Provided passage:
Different gear for different rides: What are your priorities?

Feb 17, 2020

I could sit here and preach that every single time I ride it’s always inside the absolute pinnacle of safety gear that I have in my garage. But that wouldn’t be true.

I make compromises. I wear a mesh jacket when it’s a thousand degrees out, because it’s more comfortable than my leather one. And that’s just the beginning. Some people are firm believers in All The Gear, All The Time (ATGATT), but I think most of us take a more flexible approach. “All generalizations are false, including this one,” goes the famous Mark Twain quote and hey, maybe he was talking about ATGATT. We ride motorcycles, after all, so we must have some comfort level with shifting levels of risk.

As a kid, I was extremely uncompromising because I thought the gear was cool. Mick Doohan was my hero and he was always covered head-to-toe in fresh kit. That meant that when I bombed around the yard on my dirt bike I wanted to wear all of the gear I owned. Huge, bulky roadracing gloves, armor if I had any that fit, and my dad’s hand-me-down racing helmet. (I used my allowance to buy a tinted visor.) My pops would sometimes bop over to a neighbor’s house in the summer in an open-face helmet, and even before I had body hair I would let him have it like he was betraying the rules of the house. How could he wear that? Chin exposed! Is he nuts?

Now, as an adult, I really enjoy an open-face helmet, under the right circumstances. I typically only use it for hopping around the neighborhood on my 50 cc scooter, but I’ve come to love the wind on my face and the ease of being able to talk to a cashier without taking my helmet off. Beyond that, I’ve noticed a different kind of engagement with people as I ride — pedestrians are friendlier and drivers are more apt to make eye contact — which I attribute to my face being visible. I also noticed my peripheral vision is much wider. Riding around on a Honda NC750X recently I realized my beloved full-face lid blocks my view of the mirrors in my natural riding position, where an open-face would not. It’s a compromise in impact safety, no doubt, but I would argue there are some gains, too.

Zack on the track
When Zack was testing the Ducati Panigale V2, there was no doubt about what he'd be wearing: the best kit he could muster. But does a ride around the neighborhood on his scooter require the same level of protection? Photo by Milagro.

What’s your priority list of gear?

A game of hypotheticals to play with your friends (or in the comments below) is to ask which gear is most important to you. If you could only wear one piece of equipment, what would it be? I really hope your answer is a helmet.

After your first choice, what would be next on your priority list? A jacket? Gloves? I think around town I might opt for gloves first, because hands are delicate and they always hit the ground first. If the speeds were going to be high, I’d go with a jacket to have some armor and abrasion protection. Riding pants would probably be last; I would rather have regular denim and good boots than armored jeans with sneakers. Ankles are complicated and important. My riding variables and personal sensibilities are different from yours, and I assume we all would come up with lists that have similarities but aren’t identical.

Direction 1: Copy the listing below word for word, starting at its first line and ending after the line that contains "The lever 72 is at (418, 353).".

Entries supplied:
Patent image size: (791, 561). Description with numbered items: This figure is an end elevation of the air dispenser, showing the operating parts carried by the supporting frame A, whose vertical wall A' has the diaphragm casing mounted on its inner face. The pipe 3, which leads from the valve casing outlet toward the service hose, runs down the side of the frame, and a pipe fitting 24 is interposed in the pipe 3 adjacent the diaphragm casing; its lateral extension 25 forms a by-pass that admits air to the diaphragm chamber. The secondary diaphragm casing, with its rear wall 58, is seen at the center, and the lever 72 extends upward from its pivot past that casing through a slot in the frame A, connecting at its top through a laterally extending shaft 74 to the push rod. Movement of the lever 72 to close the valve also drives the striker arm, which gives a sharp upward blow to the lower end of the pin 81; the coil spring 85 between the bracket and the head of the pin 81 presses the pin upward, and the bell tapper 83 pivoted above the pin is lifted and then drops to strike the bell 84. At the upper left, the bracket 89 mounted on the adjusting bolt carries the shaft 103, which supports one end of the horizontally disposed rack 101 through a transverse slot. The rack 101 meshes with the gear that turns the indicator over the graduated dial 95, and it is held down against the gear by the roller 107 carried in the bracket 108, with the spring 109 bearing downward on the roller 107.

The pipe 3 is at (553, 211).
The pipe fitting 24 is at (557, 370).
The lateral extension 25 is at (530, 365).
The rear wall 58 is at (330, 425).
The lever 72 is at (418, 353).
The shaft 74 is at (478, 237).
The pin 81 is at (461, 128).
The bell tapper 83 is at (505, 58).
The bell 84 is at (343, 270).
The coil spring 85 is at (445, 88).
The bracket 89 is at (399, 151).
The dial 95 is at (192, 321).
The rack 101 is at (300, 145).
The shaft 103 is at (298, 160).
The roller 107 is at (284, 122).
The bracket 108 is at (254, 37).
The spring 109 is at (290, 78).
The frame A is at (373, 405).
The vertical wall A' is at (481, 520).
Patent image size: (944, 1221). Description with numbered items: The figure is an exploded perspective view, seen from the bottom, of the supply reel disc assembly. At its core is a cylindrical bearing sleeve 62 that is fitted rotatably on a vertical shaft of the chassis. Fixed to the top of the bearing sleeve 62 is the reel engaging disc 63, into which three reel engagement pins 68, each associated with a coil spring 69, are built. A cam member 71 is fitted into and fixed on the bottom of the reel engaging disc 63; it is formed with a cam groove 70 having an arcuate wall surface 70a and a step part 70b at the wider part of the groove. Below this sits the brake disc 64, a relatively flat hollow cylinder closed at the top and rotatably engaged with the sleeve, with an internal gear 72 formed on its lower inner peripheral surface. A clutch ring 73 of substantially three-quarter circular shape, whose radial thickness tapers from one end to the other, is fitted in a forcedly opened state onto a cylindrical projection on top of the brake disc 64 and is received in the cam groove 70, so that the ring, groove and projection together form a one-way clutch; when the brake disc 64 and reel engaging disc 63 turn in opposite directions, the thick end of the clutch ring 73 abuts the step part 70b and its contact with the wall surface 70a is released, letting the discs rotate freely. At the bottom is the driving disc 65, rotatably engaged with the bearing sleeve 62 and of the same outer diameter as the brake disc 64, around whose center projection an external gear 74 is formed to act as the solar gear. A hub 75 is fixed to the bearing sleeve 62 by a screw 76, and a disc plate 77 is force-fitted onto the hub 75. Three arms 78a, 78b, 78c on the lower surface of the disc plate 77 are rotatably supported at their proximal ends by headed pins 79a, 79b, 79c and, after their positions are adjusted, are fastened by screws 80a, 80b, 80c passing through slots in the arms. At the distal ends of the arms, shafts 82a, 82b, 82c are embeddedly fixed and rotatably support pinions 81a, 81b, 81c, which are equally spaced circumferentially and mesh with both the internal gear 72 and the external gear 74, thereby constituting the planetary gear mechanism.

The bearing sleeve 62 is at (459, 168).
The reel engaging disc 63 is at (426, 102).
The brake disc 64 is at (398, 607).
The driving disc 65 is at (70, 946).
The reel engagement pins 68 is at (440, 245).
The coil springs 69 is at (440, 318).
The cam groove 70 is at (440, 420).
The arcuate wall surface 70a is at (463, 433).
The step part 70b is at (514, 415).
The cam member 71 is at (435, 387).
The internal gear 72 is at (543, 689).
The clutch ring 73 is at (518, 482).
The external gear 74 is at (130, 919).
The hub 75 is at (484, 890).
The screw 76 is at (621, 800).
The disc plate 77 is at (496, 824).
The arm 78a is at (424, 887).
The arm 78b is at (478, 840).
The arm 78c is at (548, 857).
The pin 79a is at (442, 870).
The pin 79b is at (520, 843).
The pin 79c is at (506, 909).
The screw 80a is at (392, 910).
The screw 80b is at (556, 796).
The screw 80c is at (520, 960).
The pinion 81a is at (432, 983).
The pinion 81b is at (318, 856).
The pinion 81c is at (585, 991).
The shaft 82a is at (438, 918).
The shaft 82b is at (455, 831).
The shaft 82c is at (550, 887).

Direction 2: Continue the article on motorcycle gear priorities from the point where it ends.

Task answer 1:
Patent image size: (791, 561). Description with numbered items: This figure is an end elevation of the air dispenser, showing the operating parts carried by the supporting frame A, whose vertical wall A' has the diaphragm casing mounted on its inner face. The pipe 3, which leads from the valve casing outlet toward the service hose, runs down the side of the frame, and a pipe fitting 24 is interposed in the pipe 3 adjacent the diaphragm casing; its lateral extension 25 forms a by-pass that admits air to the diaphragm chamber. The secondary diaphragm casing, with its rear wall 58, is seen at the center, and the lever 72 extends upward from its pivot past that casing through a slot in the frame A, connecting at its top through a laterally extending shaft 74 to the push rod. Movement of the lever 72 to close the valve also drives the striker arm, which gives a sharp upward blow to the lower end of the pin 81; the coil spring 85 between the bracket and the head of the pin 81 presses the pin upward, and the bell tapper 83 pivoted above the pin is lifted and then drops to strike the bell 84. At the upper left, the bracket 89 mounted on the adjusting bolt carries the shaft 103, which supports one end of the horizontally disposed rack 101 through a transverse slot. The rack 101 meshes with the gear that turns the indicator over the graduated dial 95, and it is held down against the gear by the roller 107 carried in the bracket 108, with the spring 109 bearing downward on the roller 107.

The pipe 3 is at (553, 211).
The pipe fitting 24 is at (557, 370).
The lateral extension 25 is at (530, 365).
The rear wall 58 is at (330, 425).
The lever 72 is at (418, 353).

Task answer 2:
Hearing someone else’s point of view can change your perspective, or even your priorities. Early in my moto-journalism career I received a pair of gloves to test from Alpinestars. They were city/street gloves, a full-gauntlet design with molded carbon fiber over the knuckles and multiple layers of leather in impact areas. But they had a glaring error: no wrist-closure strap. I’m a roadracer at heart, but damn, even if I weren’t I would vividly remember that ultra-slo-mo crash shot that Bruce Brown captured in the original "On Any Sunday," where a racer’s glove flies off as he flops along the asphalt. No wrist strap on a modern street glove seemed asinine.

A few weeks later I got the chance to meet the CEO of Alpinestars and I took the opportunity to ask about the strapless gloves. His answer was confident and simple: If people have to buckle or strap a glove in place, they might choose not to wear gloves at all. Part of his motivation is selling gloves, obviously, but I agree that I would rather someone wear gloves without a wrist strap than no gloves at all.

In that same vein, an old racing friend of mine caught me mocking a rider wearing a decades-old helmet on the street. “Hey, it’s better than no helmet,” he said, and he’s right. A clapped-out old Bieffe from the ‘90s is better than nothing. Much better than nothing, in fact, according to a study of hundreds of used EPS-lined bicycle helmets published in the Journal of Biomechanical Engineering.

Zack in his Aerostich
Zack is comfortable in his broken-in Aerostich, but it's not the gear he chooses for every single ride. Photo by Ari Henning.

WWMDD? (What would Mick Doohan do?)

Having the conversation with yourself and/or some riding buddies can be a good way to assess what you think is important and why. It’s also a good way to check yourself and make sure your gear choices truly match your protection priorities. I could argue that wearing a mesh jacket on a hot day is safer because I’m not distracted by being too hot. The truth is that I am also making a compromise to be more comfortable and a little less protected.

If there’s someone reading this who suits up in full-factory, airbag-equipped, money-no-object set of gear every time they go riding, my hat’s off to you. I love my Aerostich and my sport-touring boots and my full-face Shoei. That will always be the kit I feel best in. But I’m no longer that kid pretending to be Mick Doohan. And even if I were, the last time I saw a photo of Mighty Mick on a bike he was riding a scooter; wearing jeans and sneakers.

I’ve reached the point where I think that different circumstances allow for different gear, and maybe he has, too.